▼▼▼
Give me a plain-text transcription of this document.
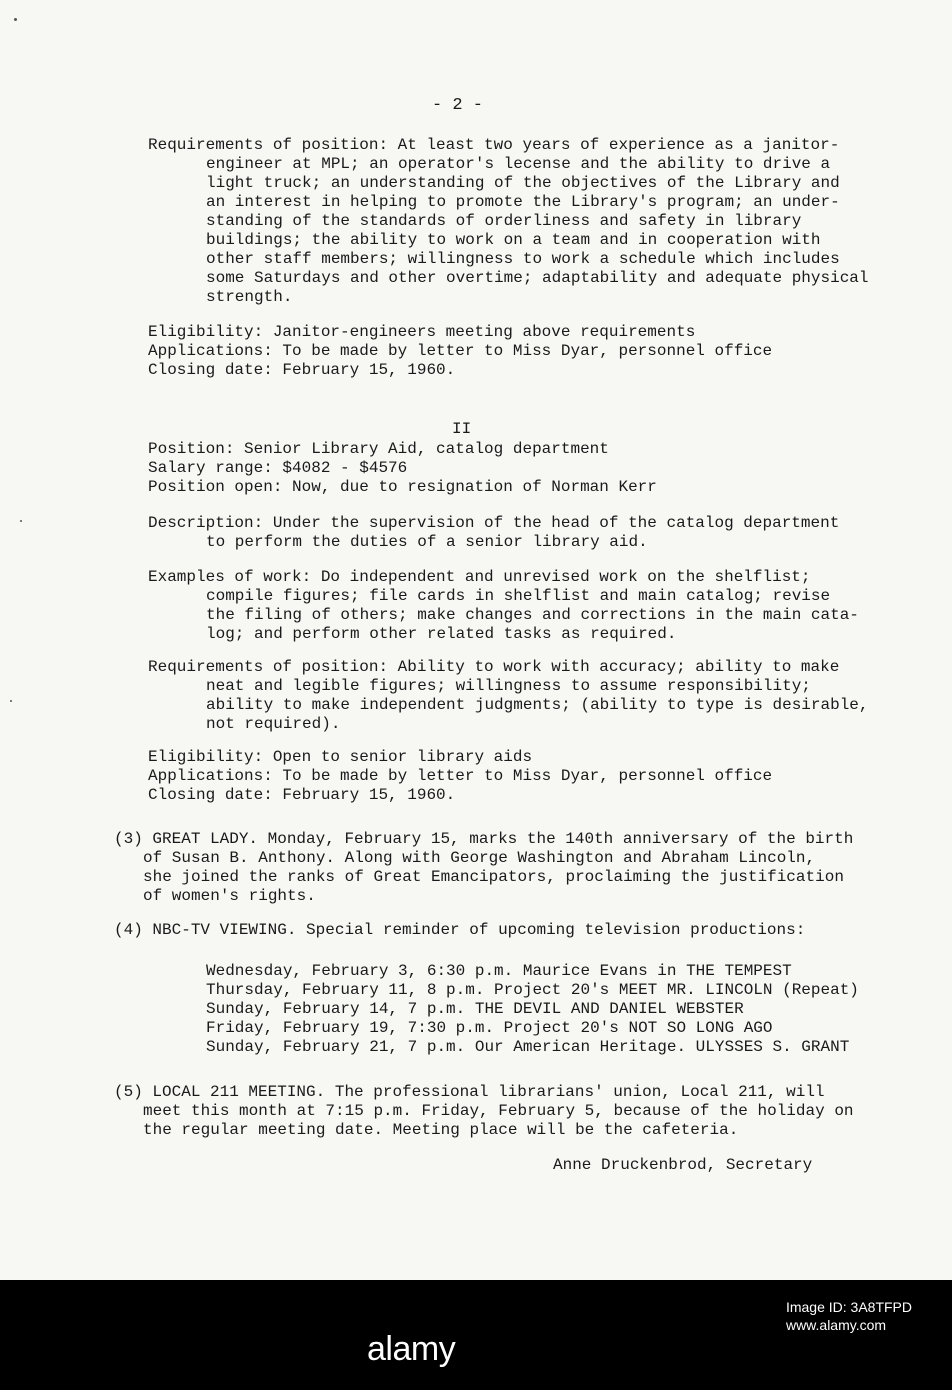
- 2 -

Requirements of position: At least two years of experience as a janitor-

engineer at MPL; an operator's lecense and the ability to drive a

light truck; an understanding of the objectives of the Library and

an interest in helping to promote the Library's program; an under-

standing of the standards of orderliness and safety in library

buildings; the ability to work on a team and in cooperation with

other staff members; willingness to work a schedule which includes

some Saturdays and other overtime; adaptability and adequate physical

strength.

Eligibility: Janitor-engineers meeting above requirements

Applications: To be made by letter to Miss Dyar, personnel office

Closing date: February 15, 1960.

II

Position: Senior Library Aid, catalog department

Salary range: $4082 - $4576

Position open: Now, due to resignation of Norman Kerr

Description: Under the supervision of the head of the catalog department

to perform the duties of a senior library aid.

Examples of work: Do independent and unrevised work on the shelflist;

compile figures; file cards in shelflist and main catalog; revise

the filing of others; make changes and corrections in the main cata-

log; and perform other related tasks as required.

Requirements of position: Ability to work with accuracy; ability to make

neat and legible figures; willingness to assume responsibility;

ability to make independent judgments; (ability to type is desirable,

not required).

Eligibility: Open to senior library aids

Applications: To be made by letter to Miss Dyar, personnel office

Closing date: February 15, 1960.

(3) GREAT LADY. Monday, February 15, marks the 140th anniversary of the birth

of Susan B. Anthony. Along with George Washington and Abraham Lincoln,

she joined the ranks of Great Emancipators, proclaiming the justification

of women's rights.

(4) NBC-TV VIEWING. Special reminder of upcoming television productions:

Wednesday, February 3, 6:30 p.m. Maurice Evans in THE TEMPEST

Thursday, February 11, 8 p.m. Project 20's MEET MR. LINCOLN (Repeat)

Sunday, February 14, 7 p.m. THE DEVIL AND DANIEL WEBSTER

Friday, February 19, 7:30 p.m. Project 20's NOT SO LONG AGO

Sunday, February 21, 7 p.m. Our American Heritage. ULYSSES S. GRANT

(5) LOCAL 211 MEETING. The professional librarians' union, Local 211, will

meet this month at 7:15 p.m. Friday, February 5, because of the holiday on

the regular meeting date. Meeting place will be the cafeteria.

Anne Druckenbrod, Secretary
alamy
Image ID: 3A8TFPD
www.alamy.com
▲▲▲
▶ Goal of the exercise
Quote the data exactly, leaving every image out of the copy.

▶ Output for this task
Give me a plain-text transcription of this document.
- 2 -

Requirements of position: At least two years of experience as a janitor-

engineer at MPL; an operator's lecense and the ability to drive a

light truck; an understanding of the objectives of the Library and

an interest in helping to promote the Library's program; an under-

standing of the standards of orderliness and safety in library

buildings; the ability to work on a team and in cooperation with

other staff members; willingness to work a schedule which includes

some Saturdays and other overtime; adaptability and adequate physical

strength.

Eligibility: Janitor-engineers meeting above requirements

Applications: To be made by letter to Miss Dyar, personnel office

Closing date: February 15, 1960.

II

Position: Senior Library Aid, catalog department

Salary range: $4082 - $4576

Position open: Now, due to resignation of Norman Kerr

Description: Under the supervision of the head of the catalog department

to perform the duties of a senior library aid.

Examples of work: Do independent and unrevised work on the shelflist;

compile figures; file cards in shelflist and main catalog; revise

the filing of others; make changes and corrections in the main cata-

log; and perform other related tasks as required.

Requirements of position: Ability to work with accuracy; ability to make

neat and legible figures; willingness to assume responsibility;

ability to make independent judgments; (ability to type is desirable,

not required).

Eligibility: Open to senior library aids

Applications: To be made by letter to Miss Dyar, personnel office

Closing date: February 15, 1960.

(3) GREAT LADY. Monday, February 15, marks the 140th anniversary of the birth

of Susan B. Anthony. Along with George Washington and Abraham Lincoln,

she joined the ranks of Great Emancipators, proclaiming the justification

of women's rights.

(4) NBC-TV VIEWING. Special reminder of upcoming television productions:

Wednesday, February 3, 6:30 p.m. Maurice Evans in THE TEMPEST

Thursday, February 11, 8 p.m. Project 20's MEET MR. LINCOLN (Repeat)

Sunday, February 14, 7 p.m. THE DEVIL AND DANIEL WEBSTER

Friday, February 19, 7:30 p.m. Project 20's NOT SO LONG AGO

Sunday, February 21, 7 p.m. Our American Heritage. ULYSSES S. GRANT

(5) LOCAL 211 MEETING. The professional librarians' union, Local 211, will

meet this month at 7:15 p.m. Friday, February 5, because of the holiday on

the regular meeting date. Meeting place will be the cafeteria.

Anne Druckenbrod, Secretary
alamy
Image ID: 3A8TFPD
www.alamy.com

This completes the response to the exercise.